YOUR INSTRUCTIONS: Wherever a line below holds the word "Manager", copy that line.

----- DATASET EXTRACT

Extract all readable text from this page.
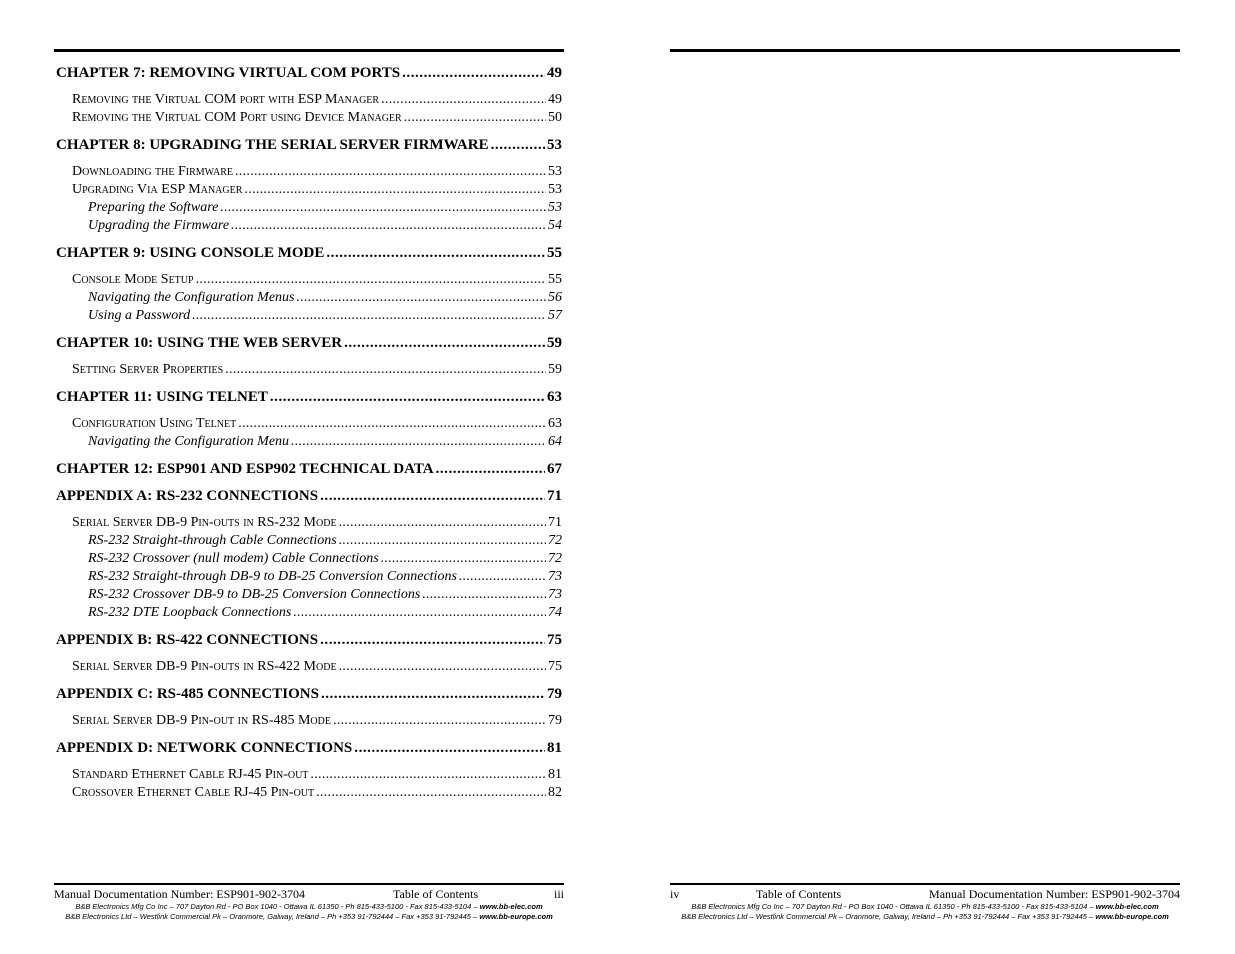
CHAPTER 7: REMOVING VIRTUAL COM PORTS . . .	49
Removing the Virtual COM port with ESP Manager . . .	49
Removing the Virtual COM Port using Device Manager . . .	50
CHAPTER 8: UPGRADING THE SERIAL SERVER FIRMWARE . . .	53
Downloading the Firmware . . .	53
Upgrading Via ESP Manager . . .	53
Preparing the Software . . .	53
Upgrading the Firmware . . .	54
CHAPTER 9: USING CONSOLE MODE . . .	55
Console Mode Setup . . .	55
Navigating the Configuration Menus . . .	56
Using a Password . . .	57
CHAPTER 10: USING THE WEB SERVER . . .	59
Setting Server Properties . . .	59
CHAPTER 11: USING TELNET . . .	63
Configuration Using Telnet . . .	63
Navigating the Configuration Menu . . .	64
CHAPTER 12: ESP901 AND ESP902 TECHNICAL DATA . . .	67
APPENDIX A: RS-232 CONNECTIONS . . .	71
Serial Server DB-9 Pin-outs in RS-232 Mode . . .	71
RS-232 Straight-through Cable Connections . . .	72
RS-232 Crossover (null modem) Cable Connections . . .	72
RS-232 Straight-through DB-9 to DB-25 Conversion Connections . . .	73
RS-232 Crossover DB-9 to DB-25 Conversion Connections . . .	73
RS-232 DTE Loopback Connections . . .	74
APPENDIX B: RS-422 CONNECTIONS . . .	75
Serial Server DB-9 Pin-outs in RS-422 Mode . . .	75
APPENDIX C: RS-485 CONNECTIONS . . .	79
Serial Server DB-9 Pin-out in RS-485 Mode . . .	79
APPENDIX D: NETWORK CONNECTIONS . . .	81
Standard Ethernet Cable RJ-45 Pin-out . . .	81
Crossover Ethernet Cable RJ-45 Pin-out . . .	82
Manual Documentation Number: ESP901-902-3704	Table of Contents	iii
B&B Electronics Mfg Co Inc – 707 Dayton Rd - PO Box 1040 - Ottawa IL 61350 - Ph 815-433-5100 - Fax 815-433-5104 – www.bb-elec.com
B&B Electronics Ltd – Westlink Commercial Pk – Oranmore, Galway, Ireland – Ph +353 91-792444 – Fax +353 91-792445 – www.bb-europe.com
iv	Table of Contents	Manual Documentation Number: ESP901-902-3704
B&B Electronics Mfg Co Inc – 707 Dayton Rd - PO Box 1040 - Ottawa IL 61350 - Ph 815-433-5100 - Fax 815-433-5104 – www.bb-elec.com
B&B Electronics Ltd – Westlink Commercial Pk – Oranmore, Galway, Ireland – Ph +353 91-792444 – Fax +353 91-792445 – www.bb-europe.com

----------

EXERCISE ANSWER:
Removing the Virtual COM port with ESP Manager . . .	49
Removing the Virtual COM Port using Device Manager . . .	50
Upgrading Via ESP Manager . . .	53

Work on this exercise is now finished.